Only lines holding the word "bills" should be copied from the material.

> Provided material:
———

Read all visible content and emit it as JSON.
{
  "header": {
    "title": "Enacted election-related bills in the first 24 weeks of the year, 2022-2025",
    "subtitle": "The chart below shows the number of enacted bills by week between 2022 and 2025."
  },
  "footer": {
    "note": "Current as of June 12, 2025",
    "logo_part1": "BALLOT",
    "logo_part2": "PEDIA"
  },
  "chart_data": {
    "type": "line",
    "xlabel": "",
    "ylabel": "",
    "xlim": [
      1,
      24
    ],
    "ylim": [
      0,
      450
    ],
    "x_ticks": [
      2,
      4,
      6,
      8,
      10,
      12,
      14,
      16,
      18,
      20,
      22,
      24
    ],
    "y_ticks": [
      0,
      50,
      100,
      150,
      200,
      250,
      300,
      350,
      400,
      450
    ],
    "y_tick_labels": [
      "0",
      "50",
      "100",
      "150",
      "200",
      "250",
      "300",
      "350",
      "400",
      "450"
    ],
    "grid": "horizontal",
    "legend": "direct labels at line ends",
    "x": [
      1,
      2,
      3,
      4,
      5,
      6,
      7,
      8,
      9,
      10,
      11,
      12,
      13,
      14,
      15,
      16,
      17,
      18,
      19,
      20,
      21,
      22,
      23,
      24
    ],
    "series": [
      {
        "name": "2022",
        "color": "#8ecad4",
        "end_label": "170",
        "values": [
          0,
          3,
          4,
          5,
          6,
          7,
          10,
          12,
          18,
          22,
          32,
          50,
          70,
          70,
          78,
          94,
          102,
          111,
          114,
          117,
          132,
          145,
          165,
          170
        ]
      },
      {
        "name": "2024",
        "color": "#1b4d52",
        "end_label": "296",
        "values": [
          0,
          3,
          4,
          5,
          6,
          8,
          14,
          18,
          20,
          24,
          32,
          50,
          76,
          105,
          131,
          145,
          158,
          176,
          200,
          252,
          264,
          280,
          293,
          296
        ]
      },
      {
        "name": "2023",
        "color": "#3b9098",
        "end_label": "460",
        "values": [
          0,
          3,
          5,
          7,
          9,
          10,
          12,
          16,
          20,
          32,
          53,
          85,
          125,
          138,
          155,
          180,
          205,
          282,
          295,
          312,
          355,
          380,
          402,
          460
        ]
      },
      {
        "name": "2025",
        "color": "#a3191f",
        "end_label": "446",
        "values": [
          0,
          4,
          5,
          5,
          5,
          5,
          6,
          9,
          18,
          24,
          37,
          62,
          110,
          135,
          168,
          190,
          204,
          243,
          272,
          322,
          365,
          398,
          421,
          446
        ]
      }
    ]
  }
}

———

> Expected answer:
    "title": "Enacted election-related bills in the first 24 weeks of the year, 2022-2025",
    "subtitle": "The chart below shows the number of enacted bills by week between 2022 and 2025."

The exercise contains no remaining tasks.